▶ Work required: All the data should come back exactly as it was given.

[Start Supplied information]

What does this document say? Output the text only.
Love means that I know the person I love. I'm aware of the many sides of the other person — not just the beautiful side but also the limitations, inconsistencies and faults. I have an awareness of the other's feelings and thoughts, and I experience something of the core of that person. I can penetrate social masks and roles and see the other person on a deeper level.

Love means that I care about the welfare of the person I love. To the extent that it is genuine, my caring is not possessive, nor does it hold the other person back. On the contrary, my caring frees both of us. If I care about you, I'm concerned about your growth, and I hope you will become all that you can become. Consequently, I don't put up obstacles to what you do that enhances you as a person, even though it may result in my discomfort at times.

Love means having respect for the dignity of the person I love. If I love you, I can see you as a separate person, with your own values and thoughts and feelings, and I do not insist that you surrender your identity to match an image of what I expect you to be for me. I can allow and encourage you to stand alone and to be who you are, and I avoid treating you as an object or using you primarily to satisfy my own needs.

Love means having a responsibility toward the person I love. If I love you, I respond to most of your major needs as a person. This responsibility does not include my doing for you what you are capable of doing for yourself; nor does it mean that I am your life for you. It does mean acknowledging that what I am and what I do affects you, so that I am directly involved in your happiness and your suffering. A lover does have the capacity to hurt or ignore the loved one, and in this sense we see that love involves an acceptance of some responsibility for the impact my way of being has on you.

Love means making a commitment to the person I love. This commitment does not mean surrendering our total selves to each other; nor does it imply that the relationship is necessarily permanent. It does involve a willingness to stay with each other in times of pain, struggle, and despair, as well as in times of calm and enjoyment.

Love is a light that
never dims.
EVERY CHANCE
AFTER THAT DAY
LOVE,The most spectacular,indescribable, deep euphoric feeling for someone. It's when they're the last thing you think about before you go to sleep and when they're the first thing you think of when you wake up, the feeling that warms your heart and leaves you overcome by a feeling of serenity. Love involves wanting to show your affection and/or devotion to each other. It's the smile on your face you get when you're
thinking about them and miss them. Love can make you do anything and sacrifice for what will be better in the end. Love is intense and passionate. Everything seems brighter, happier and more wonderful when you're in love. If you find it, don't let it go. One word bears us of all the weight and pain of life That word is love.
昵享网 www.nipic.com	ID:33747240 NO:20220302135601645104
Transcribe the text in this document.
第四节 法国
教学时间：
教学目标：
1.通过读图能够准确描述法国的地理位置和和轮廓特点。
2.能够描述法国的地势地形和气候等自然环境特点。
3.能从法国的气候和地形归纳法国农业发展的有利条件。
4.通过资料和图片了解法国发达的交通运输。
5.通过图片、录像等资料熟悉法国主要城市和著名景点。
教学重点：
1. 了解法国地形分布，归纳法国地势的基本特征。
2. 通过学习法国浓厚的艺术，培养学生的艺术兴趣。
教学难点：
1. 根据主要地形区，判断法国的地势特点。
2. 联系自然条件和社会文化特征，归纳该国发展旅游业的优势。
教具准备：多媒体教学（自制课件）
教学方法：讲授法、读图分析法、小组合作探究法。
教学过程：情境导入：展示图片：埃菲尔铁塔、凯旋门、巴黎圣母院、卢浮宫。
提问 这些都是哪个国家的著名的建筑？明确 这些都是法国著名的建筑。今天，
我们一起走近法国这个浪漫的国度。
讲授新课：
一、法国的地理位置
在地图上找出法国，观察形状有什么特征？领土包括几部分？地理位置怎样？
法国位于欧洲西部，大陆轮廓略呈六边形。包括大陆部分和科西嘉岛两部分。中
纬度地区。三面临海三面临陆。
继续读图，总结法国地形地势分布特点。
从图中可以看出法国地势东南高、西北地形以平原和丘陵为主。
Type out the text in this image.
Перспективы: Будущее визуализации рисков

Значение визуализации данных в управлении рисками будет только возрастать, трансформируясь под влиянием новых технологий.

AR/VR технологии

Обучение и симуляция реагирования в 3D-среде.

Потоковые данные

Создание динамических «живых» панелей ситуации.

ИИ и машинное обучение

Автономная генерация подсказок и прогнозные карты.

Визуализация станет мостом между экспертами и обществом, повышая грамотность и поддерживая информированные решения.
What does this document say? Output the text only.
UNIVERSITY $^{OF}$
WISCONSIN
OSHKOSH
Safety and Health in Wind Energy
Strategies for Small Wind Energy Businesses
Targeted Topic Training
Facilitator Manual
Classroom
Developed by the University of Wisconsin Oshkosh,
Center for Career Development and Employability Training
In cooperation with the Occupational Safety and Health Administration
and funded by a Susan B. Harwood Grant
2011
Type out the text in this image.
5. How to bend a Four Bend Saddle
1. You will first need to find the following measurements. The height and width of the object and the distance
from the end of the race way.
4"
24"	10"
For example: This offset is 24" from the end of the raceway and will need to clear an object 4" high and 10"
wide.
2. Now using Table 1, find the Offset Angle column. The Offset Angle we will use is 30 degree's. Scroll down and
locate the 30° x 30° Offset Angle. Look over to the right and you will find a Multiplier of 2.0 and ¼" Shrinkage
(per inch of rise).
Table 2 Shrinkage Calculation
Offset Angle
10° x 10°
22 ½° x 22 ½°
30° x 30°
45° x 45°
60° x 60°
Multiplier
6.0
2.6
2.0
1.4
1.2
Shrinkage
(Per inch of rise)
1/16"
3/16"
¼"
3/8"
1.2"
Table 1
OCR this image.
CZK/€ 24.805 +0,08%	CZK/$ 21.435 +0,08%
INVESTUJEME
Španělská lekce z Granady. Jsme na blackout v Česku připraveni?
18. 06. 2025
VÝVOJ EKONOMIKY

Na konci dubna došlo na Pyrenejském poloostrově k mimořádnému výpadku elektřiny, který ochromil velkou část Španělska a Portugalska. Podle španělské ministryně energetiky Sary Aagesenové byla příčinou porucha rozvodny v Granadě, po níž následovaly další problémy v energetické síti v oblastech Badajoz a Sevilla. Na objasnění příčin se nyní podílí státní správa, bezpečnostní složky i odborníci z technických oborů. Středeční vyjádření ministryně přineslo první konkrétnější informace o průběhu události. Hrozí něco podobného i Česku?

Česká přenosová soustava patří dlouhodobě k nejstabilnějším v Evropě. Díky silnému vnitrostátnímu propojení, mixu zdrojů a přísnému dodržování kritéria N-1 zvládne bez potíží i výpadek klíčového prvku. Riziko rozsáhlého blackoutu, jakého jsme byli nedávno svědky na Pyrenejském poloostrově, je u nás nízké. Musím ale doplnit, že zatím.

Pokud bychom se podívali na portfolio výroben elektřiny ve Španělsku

[End Supplied information]

▶ Exercise response:
What does this document say? Output the text only.
Love means that I know the person I love. I'm aware of the many sides of the other person — not just the beautiful side but also the limitations, inconsistencies and faults. I have an awareness of the other's feelings and thoughts, and I experience something of the core of that person. I can penetrate social masks and roles and see the other person on a deeper level.

Love means that I care about the welfare of the person I love. To the extent that it is genuine, my caring is not possessive, nor does it hold the other person back. On the contrary, my caring frees both of us. If I care about you, I'm concerned about your growth, and I hope you will become all that you can become. Consequently, I don't put up obstacles to what you do that enhances you as a person, even though it may result in my discomfort at times.

Love means having respect for the dignity of the person I love. If I love you, I can see you as a separate person, with your own values and thoughts and feelings, and I do not insist that you surrender your identity to match an image of what I expect you to be for me. I can allow and encourage you to stand alone and to be who you are, and I avoid treating you as an object or using you primarily to satisfy my own needs.

Love means having a responsibility toward the person I love. If I love you, I respond to most of your major needs as a person. This responsibility does not include my doing for you what you are capable of doing for yourself; nor does it mean that I am your life for you. It does mean acknowledging that what I am and what I do affects you, so that I am directly involved in your happiness and your suffering. A lover does have the capacity to hurt or ignore the loved one, and in this sense we see that love involves an acceptance of some responsibility for the impact my way of being has on you.

Love means making a commitment to the person I love. This commitment does not mean surrendering our total selves to each other; nor does it imply that the relationship is necessarily permanent. It does involve a willingness to stay with each other in times of pain, struggle, and despair, as well as in times of calm and enjoyment.

Love is a light that
never dims.
EVERY CHANCE
AFTER THAT DAY
LOVE,The most spectacular,indescribable, deep euphoric feeling for someone. It's when they're the last thing you think about before you go to sleep and when they're the first thing you think of when you wake up, the feeling that warms your heart and leaves you overcome by a feeling of serenity. Love involves wanting to show your affection and/or devotion to each other. It's the smile on your face you get when you're
thinking about them and miss them. Love can make you do anything and sacrifice for what will be better in the end. Love is intense and passionate. Everything seems brighter, happier and more wonderful when you're in love. If you find it, don't let it go. One word bears us of all the weight and pain of life That word is love.
昵享网 www.nipic.com	ID:33747240 NO:20220302135601645104
Transcribe the text in this document.
第四节 法国
教学时间：
教学目标：
1.通过读图能够准确描述法国的地理位置和和轮廓特点。
2.能够描述法国的地势地形和气候等自然环境特点。
3.能从法国的气候和地形归纳法国农业发展的有利条件。
4.通过资料和图片了解法国发达的交通运输。
5.通过图片、录像等资料熟悉法国主要城市和著名景点。
教学重点：
1. 了解法国地形分布，归纳法国地势的基本特征。
2. 通过学习法国浓厚的艺术，培养学生的艺术兴趣。
教学难点：
1. 根据主要地形区，判断法国的地势特点。
2. 联系自然条件和社会文化特征，归纳该国发展旅游业的优势。
教具准备：多媒体教学（自制课件）
教学方法：讲授法、读图分析法、小组合作探究法。
教学过程：情境导入：展示图片：埃菲尔铁塔、凯旋门、巴黎圣母院、卢浮宫。
提问 这些都是哪个国家的著名的建筑？明确 这些都是法国著名的建筑。今天，
我们一起走近法国这个浪漫的国度。
讲授新课：
一、法国的地理位置
在地图上找出法国，观察形状有什么特征？领土包括几部分？地理位置怎样？
法国位于欧洲西部，大陆轮廓略呈六边形。包括大陆部分和科西嘉岛两部分。中
纬度地区。三面临海三面临陆。
继续读图，总结法国地形地势分布特点。
从图中可以看出法国地势东南高、西北地形以平原和丘陵为主。
Type out the text in this image.
Перспективы: Будущее визуализации рисков

Значение визуализации данных в управлении рисками будет только возрастать, трансформируясь под влиянием новых технологий.

AR/VR технологии

Обучение и симуляция реагирования в 3D-среде.

Потоковые данные

Создание динамических «живых» панелей ситуации.

ИИ и машинное обучение

Автономная генерация подсказок и прогнозные карты.

Визуализация станет мостом между экспертами и обществом, повышая грамотность и поддерживая информированные решения.
What does this document say? Output the text only.
UNIVERSITY $^{OF}$
WISCONSIN
OSHKOSH
Safety and Health in Wind Energy
Strategies for Small Wind Energy Businesses
Targeted Topic Training
Facilitator Manual
Classroom
Developed by the University of Wisconsin Oshkosh,
Center for Career Development and Employability Training
In cooperation with the Occupational Safety and Health Administration
and funded by a Susan B. Harwood Grant
2011
Type out the text in this image.
5. How to bend a Four Bend Saddle
1. You will first need to find the following measurements. The height and width of the object and the distance
from the end of the race way.
4"
24"	10"
For example: This offset is 24" from the end of the raceway and will need to clear an object 4" high and 10"
wide.
2. Now using Table 1, find the Offset Angle column. The Offset Angle we will use is 30 degree's. Scroll down and
locate the 30° x 30° Offset Angle. Look over to the right and you will find a Multiplier of 2.0 and ¼" Shrinkage
(per inch of rise).
Table 2 Shrinkage Calculation
Offset Angle
10° x 10°
22 ½° x 22 ½°
30° x 30°
45° x 45°
60° x 60°
Multiplier
6.0
2.6
2.0
1.4
1.2
Shrinkage
(Per inch of rise)
1/16"
3/16"
¼"
3/8"
1.2"
Table 1
OCR this image.
CZK/€ 24.805 +0,08%	CZK/$ 21.435 +0,08%
INVESTUJEME
Španělská lekce z Granady. Jsme na blackout v Česku připraveni?
18. 06. 2025
VÝVOJ EKONOMIKY

Na konci dubna došlo na Pyrenejském poloostrově k mimořádnému výpadku elektřiny, který ochromil velkou část Španělska a Portugalska. Podle španělské ministryně energetiky Sary Aagesenové byla příčinou porucha rozvodny v Granadě, po níž následovaly další problémy v energetické síti v oblastech Badajoz a Sevilla. Na objasnění příčin se nyní podílí státní správa, bezpečnostní složky i odborníci z technických oborů. Středeční vyjádření ministryně přineslo první konkrétnější informace o průběhu události. Hrozí něco podobného i Česku?

Česká přenosová soustava patří dlouhodobě k nejstabilnějším v Evropě. Díky silnému vnitrostátnímu propojení, mixu zdrojů a přísnému dodržování kritéria N-1 zvládne bez potíží i výpadek klíčového prvku. Riziko rozsáhlého blackoutu, jakého jsme byli nedávno svědky na Pyrenejském poloostrově, je u nás nízké. Musím ale doplnit, že zatím.

Pokud bychom se podívali na portfolio výroben elektřiny ve Španělsku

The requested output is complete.